<<<<

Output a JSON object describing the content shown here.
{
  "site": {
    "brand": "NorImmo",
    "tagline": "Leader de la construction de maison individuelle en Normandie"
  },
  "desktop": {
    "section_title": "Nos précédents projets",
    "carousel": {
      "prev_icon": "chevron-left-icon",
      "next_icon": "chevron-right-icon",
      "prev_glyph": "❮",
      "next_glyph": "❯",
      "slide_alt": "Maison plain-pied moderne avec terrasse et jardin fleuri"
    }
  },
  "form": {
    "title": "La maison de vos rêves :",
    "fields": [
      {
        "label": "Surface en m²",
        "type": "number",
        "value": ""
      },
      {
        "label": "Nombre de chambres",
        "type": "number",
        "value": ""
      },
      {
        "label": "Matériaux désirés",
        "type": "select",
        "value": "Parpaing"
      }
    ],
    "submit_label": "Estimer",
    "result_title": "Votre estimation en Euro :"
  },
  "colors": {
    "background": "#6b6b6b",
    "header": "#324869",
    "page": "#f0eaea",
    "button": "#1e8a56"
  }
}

>>>>

=== Request ===
Reproduce the data shown above exactly.

=== Task answer ===
Output a JSON object describing the content shown here.
{
  "site": {
    "brand": "NorImmo",
    "tagline": "Leader de la construction de maison individuelle en Normandie"
  },
  "desktop": {
    "section_title": "Nos précédents projets",
    "carousel": {
      "prev_icon": "chevron-left-icon",
      "next_icon": "chevron-right-icon",
      "prev_glyph": "❮",
      "next_glyph": "❯",
      "slide_alt": "Maison plain-pied moderne avec terrasse et jardin fleuri"
    }
  },
  "form": {
    "title": "La maison de vos rêves :",
    "fields": [
      {
        "label": "Surface en m²",
        "type": "number",
        "value": ""
      },
      {
        "label": "Nombre de chambres",
        "type": "number",
        "value": ""
      },
      {
        "label": "Matériaux désirés",
        "type": "select",
        "value": "Parpaing"
      }
    ],
    "submit_label": "Estimer",
    "result_title": "Votre estimation en Euro :"
  },
  "colors": {
    "background": "#6b6b6b",
    "header": "#324869",
    "page": "#f0eaea",
    "button": "#1e8a56"
  }
}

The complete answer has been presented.